Skip the pictures. Reproduce all other material exactly.

Rows from a dataset
= = = = = = =
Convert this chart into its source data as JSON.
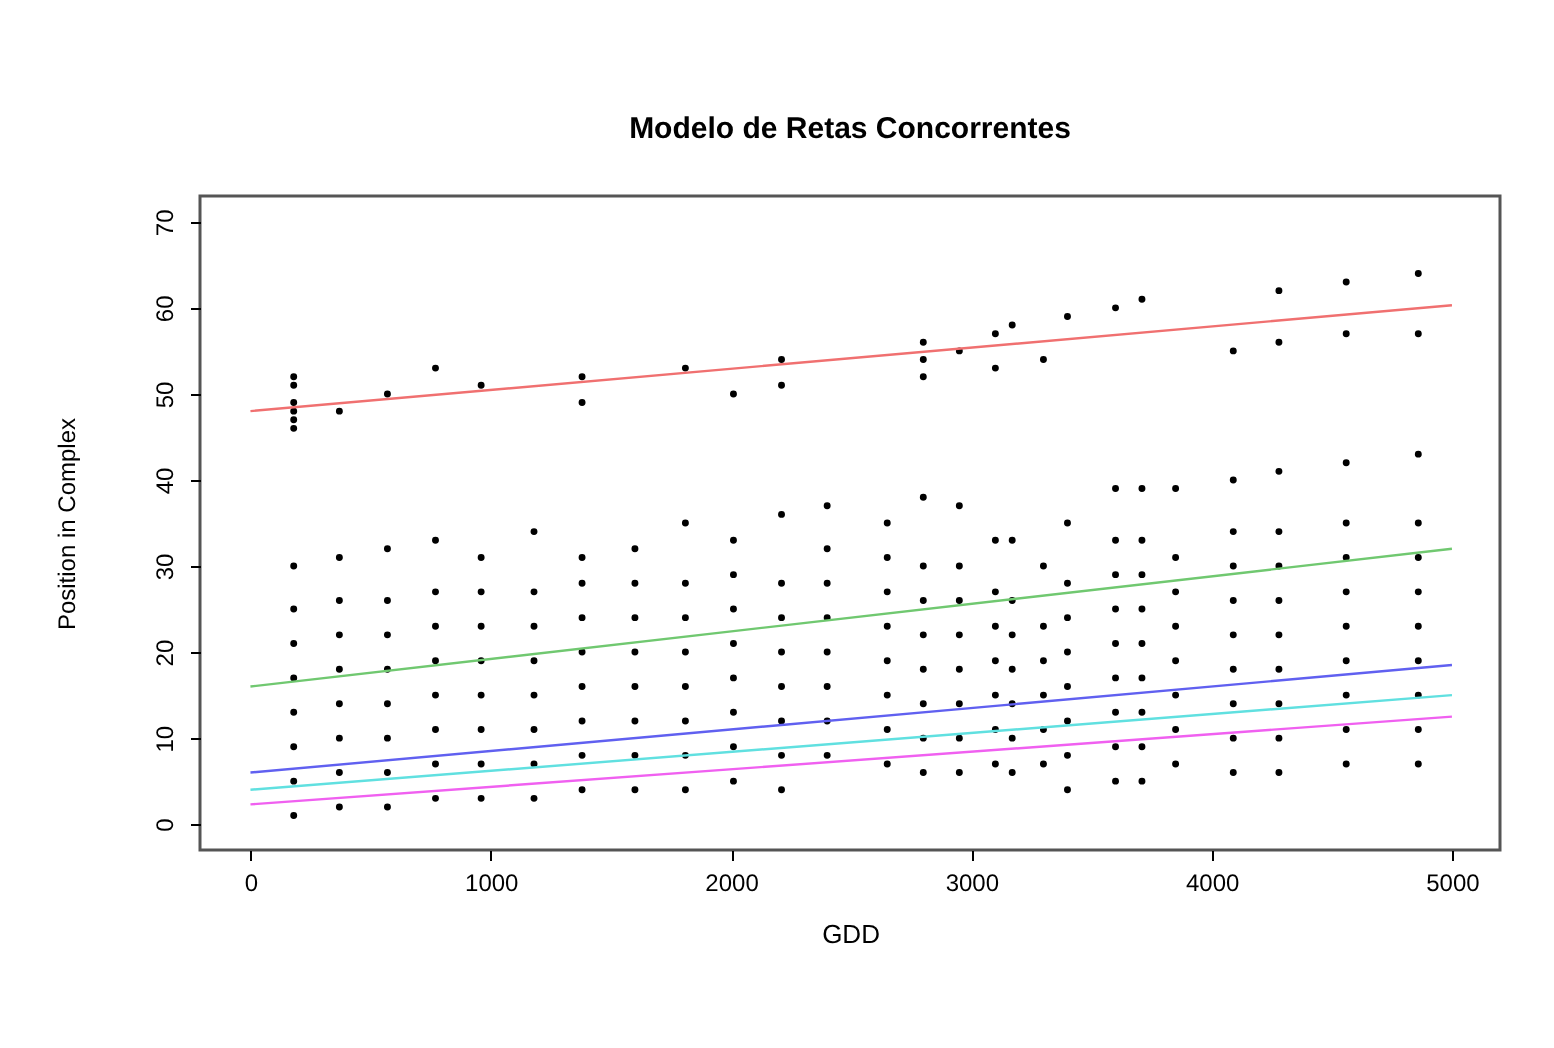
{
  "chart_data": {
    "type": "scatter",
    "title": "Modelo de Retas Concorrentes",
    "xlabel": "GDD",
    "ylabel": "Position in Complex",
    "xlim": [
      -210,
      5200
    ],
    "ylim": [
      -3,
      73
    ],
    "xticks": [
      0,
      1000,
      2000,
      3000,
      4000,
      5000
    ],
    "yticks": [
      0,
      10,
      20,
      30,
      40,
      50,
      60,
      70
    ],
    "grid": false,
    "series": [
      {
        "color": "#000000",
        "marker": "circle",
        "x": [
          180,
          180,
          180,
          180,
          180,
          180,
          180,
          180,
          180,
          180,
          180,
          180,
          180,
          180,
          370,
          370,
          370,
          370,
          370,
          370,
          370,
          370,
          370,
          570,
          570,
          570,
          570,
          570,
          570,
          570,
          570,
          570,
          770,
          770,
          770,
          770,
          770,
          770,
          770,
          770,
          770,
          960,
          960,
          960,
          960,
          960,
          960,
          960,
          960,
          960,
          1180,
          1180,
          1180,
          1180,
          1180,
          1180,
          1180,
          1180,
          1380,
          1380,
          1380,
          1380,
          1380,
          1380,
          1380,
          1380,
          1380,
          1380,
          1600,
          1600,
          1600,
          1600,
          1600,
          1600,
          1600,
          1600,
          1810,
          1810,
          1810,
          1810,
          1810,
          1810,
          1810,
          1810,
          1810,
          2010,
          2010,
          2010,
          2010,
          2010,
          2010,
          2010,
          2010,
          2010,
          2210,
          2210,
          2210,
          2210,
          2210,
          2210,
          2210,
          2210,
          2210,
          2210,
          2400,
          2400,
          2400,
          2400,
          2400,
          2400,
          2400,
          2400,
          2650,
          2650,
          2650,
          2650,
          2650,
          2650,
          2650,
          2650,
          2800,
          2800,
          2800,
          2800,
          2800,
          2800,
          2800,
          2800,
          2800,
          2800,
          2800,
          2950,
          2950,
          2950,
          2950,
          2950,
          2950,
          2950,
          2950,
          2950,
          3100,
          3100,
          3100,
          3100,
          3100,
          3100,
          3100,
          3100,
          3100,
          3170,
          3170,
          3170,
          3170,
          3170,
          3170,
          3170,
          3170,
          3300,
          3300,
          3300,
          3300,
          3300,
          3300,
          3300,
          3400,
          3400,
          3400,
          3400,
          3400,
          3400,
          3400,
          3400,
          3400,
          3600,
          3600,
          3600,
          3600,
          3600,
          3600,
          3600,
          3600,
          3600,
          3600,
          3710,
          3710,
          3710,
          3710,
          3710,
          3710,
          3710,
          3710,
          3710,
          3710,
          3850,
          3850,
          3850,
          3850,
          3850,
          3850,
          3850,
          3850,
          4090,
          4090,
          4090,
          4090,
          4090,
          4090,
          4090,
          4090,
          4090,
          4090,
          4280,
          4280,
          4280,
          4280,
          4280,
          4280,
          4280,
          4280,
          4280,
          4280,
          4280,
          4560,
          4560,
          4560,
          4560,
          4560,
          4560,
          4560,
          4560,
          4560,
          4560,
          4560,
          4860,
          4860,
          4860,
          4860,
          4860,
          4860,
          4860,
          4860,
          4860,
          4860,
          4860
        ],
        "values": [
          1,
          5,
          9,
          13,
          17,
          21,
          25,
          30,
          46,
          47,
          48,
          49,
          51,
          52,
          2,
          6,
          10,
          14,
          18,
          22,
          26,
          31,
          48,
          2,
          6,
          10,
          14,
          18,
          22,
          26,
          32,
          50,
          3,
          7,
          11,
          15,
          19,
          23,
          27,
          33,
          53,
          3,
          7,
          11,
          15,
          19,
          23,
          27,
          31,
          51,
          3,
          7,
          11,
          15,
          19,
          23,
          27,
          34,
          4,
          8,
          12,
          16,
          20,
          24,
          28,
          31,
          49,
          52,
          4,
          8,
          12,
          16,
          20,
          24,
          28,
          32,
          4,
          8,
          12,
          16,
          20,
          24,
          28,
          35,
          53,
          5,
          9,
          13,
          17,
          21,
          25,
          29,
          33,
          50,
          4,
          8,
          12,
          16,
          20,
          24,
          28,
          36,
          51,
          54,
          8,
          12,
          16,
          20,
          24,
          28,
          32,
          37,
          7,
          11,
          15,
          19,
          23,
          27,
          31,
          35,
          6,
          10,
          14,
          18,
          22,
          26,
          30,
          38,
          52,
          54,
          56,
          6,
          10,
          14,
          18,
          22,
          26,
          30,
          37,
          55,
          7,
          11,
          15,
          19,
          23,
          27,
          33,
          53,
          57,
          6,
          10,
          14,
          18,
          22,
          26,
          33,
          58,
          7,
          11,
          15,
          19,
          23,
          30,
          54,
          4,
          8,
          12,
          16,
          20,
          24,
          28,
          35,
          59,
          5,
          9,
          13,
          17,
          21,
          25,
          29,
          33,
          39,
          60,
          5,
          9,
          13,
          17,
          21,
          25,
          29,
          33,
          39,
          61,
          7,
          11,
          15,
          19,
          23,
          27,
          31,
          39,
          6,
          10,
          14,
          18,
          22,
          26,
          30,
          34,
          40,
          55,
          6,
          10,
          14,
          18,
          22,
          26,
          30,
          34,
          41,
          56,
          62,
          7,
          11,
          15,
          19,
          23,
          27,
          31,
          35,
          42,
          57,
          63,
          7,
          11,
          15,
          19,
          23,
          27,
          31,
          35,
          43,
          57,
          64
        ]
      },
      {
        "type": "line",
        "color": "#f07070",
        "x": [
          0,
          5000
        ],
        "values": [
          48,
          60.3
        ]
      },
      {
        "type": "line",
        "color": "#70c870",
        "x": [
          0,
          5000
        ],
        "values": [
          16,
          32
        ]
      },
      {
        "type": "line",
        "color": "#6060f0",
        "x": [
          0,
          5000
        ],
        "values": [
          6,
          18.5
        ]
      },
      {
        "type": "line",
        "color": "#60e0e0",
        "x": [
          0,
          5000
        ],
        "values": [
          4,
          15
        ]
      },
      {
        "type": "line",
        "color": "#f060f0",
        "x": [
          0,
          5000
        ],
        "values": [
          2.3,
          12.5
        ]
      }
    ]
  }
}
= = = = = = =
Exercise response:
Convert this chart into its source data as JSON.
{
  "chart_data": {
    "type": "scatter",
    "title": "Modelo de Retas Concorrentes",
    "xlabel": "GDD",
    "ylabel": "Position in Complex",
    "xlim": [
      -210,
      5200
    ],
    "ylim": [
      -3,
      73
    ],
    "xticks": [
      0,
      1000,
      2000,
      3000,
      4000,
      5000
    ],
    "yticks": [
      0,
      10,
      20,
      30,
      40,
      50,
      60,
      70
    ],
    "grid": false,
    "series": [
      {
        "color": "#000000",
        "marker": "circle",
        "x": [
          180,
          180,
          180,
          180,
          180,
          180,
          180,
          180,
          180,
          180,
          180,
          180,
          180,
          180,
          370,
          370,
          370,
          370,
          370,
          370,
          370,
          370,
          370,
          570,
          570,
          570,
          570,
          570,
          570,
          570,
          570,
          570,
          770,
          770,
          770,
          770,
          770,
          770,
          770,
          770,
          770,
          960,
          960,
          960,
          960,
          960,
          960,
          960,
          960,
          960,
          1180,
          1180,
          1180,
          1180,
          1180,
          1180,
          1180,
          1180,
          1380,
          1380,
          1380,
          1380,
          1380,
          1380,
          1380,
          1380,
          1380,
          1380,
          1600,
          1600,
          1600,
          1600,
          1600,
          1600,
          1600,
          1600,
          1810,
          1810,
          1810,
          1810,
          1810,
          1810,
          1810,
          1810,
          1810,
          2010,
          2010,
          2010,
          2010,
          2010,
          2010,
          2010,
          2010,
          2010,
          2210,
          2210,
          2210,
          2210,
          2210,
          2210,
          2210,
          2210,
          2210,
          2210,
          2400,
          2400,
          2400,
          2400,
          2400,
          2400,
          2400,
          2400,
          2650,
          2650,
          2650,
          2650,
          2650,
          2650,
          2650,
          2650,
          2800,
          2800,
          2800,
          2800,
          2800,
          2800,
          2800,
          2800,
          2800,
          2800,
          2800,
          2950,
          2950,
          2950,
          2950,
          2950,
          2950,
          2950,
          2950,
          2950,
          3100,
          3100,
          3100,
          3100,
          3100,
          3100,
          3100,
          3100,
          3100,
          3170,
          3170,
          3170,
          3170,
          3170,
          3170,
          3170,
          3170,
          3300,
          3300,
          3300,
          3300,
          3300,
          3300,
          3300,
          3400,
          3400,
          3400,
          3400,
          3400,
          3400,
          3400,
          3400,
          3400,
          3600,
          3600,
          3600,
          3600,
          3600,
          3600,
          3600,
          3600,
          3600,
          3600,
          3710,
          3710,
          3710,
          3710,
          3710,
          3710,
          3710,
          3710,
          3710,
          3710,
          3850,
          3850,
          3850,
          3850,
          3850,
          3850,
          3850,
          3850,
          4090,
          4090,
          4090,
          4090,
          4090,
          4090,
          4090,
          4090,
          4090,
          4090,
          4280,
          4280,
          4280,
          4280,
          4280,
          4280,
          4280,
          4280,
          4280,
          4280,
          4280,
          4560,
          4560,
          4560,
          4560,
          4560,
          4560,
          4560,
          4560,
          4560,
          4560,
          4560,
          4860,
          4860,
          4860,
          4860,
          4860,
          4860,
          4860,
          4860,
          4860,
          4860,
          4860
        ],
        "values": [
          1,
          5,
          9,
          13,
          17,
          21,
          25,
          30,
          46,
          47,
          48,
          49,
          51,
          52,
          2,
          6,
          10,
          14,
          18,
          22,
          26,
          31,
          48,
          2,
          6,
          10,
          14,
          18,
          22,
          26,
          32,
          50,
          3,
          7,
          11,
          15,
          19,
          23,
          27,
          33,
          53,
          3,
          7,
          11,
          15,
          19,
          23,
          27,
          31,
          51,
          3,
          7,
          11,
          15,
          19,
          23,
          27,
          34,
          4,
          8,
          12,
          16,
          20,
          24,
          28,
          31,
          49,
          52,
          4,
          8,
          12,
          16,
          20,
          24,
          28,
          32,
          4,
          8,
          12,
          16,
          20,
          24,
          28,
          35,
          53,
          5,
          9,
          13,
          17,
          21,
          25,
          29,
          33,
          50,
          4,
          8,
          12,
          16,
          20,
          24,
          28,
          36,
          51,
          54,
          8,
          12,
          16,
          20,
          24,
          28,
          32,
          37,
          7,
          11,
          15,
          19,
          23,
          27,
          31,
          35,
          6,
          10,
          14,
          18,
          22,
          26,
          30,
          38,
          52,
          54,
          56,
          6,
          10,
          14,
          18,
          22,
          26,
          30,
          37,
          55,
          7,
          11,
          15,
          19,
          23,
          27,
          33,
          53,
          57,
          6,
          10,
          14,
          18,
          22,
          26,
          33,
          58,
          7,
          11,
          15,
          19,
          23,
          30,
          54,
          4,
          8,
          12,
          16,
          20,
          24,
          28,
          35,
          59,
          5,
          9,
          13,
          17,
          21,
          25,
          29,
          33,
          39,
          60,
          5,
          9,
          13,
          17,
          21,
          25,
          29,
          33,
          39,
          61,
          7,
          11,
          15,
          19,
          23,
          27,
          31,
          39,
          6,
          10,
          14,
          18,
          22,
          26,
          30,
          34,
          40,
          55,
          6,
          10,
          14,
          18,
          22,
          26,
          30,
          34,
          41,
          56,
          62,
          7,
          11,
          15,
          19,
          23,
          27,
          31,
          35,
          42,
          57,
          63,
          7,
          11,
          15,
          19,
          23,
          27,
          31,
          35,
          43,
          57,
          64
        ]
      },
      {
        "type": "line",
        "color": "#f07070",
        "x": [
          0,
          5000
        ],
        "values": [
          48,
          60.3
        ]
      },
      {
        "type": "line",
        "color": "#70c870",
        "x": [
          0,
          5000
        ],
        "values": [
          16,
          32
        ]
      },
      {
        "type": "line",
        "color": "#6060f0",
        "x": [
          0,
          5000
        ],
        "values": [
          6,
          18.5
        ]
      },
      {
        "type": "line",
        "color": "#60e0e0",
        "x": [
          0,
          5000
        ],
        "values": [
          4,
          15
        ]
      },
      {
        "type": "line",
        "color": "#f060f0",
        "x": [
          0,
          5000
        ],
        "values": [
          2.3,
          12.5
        ]
      }
    ]
  }
}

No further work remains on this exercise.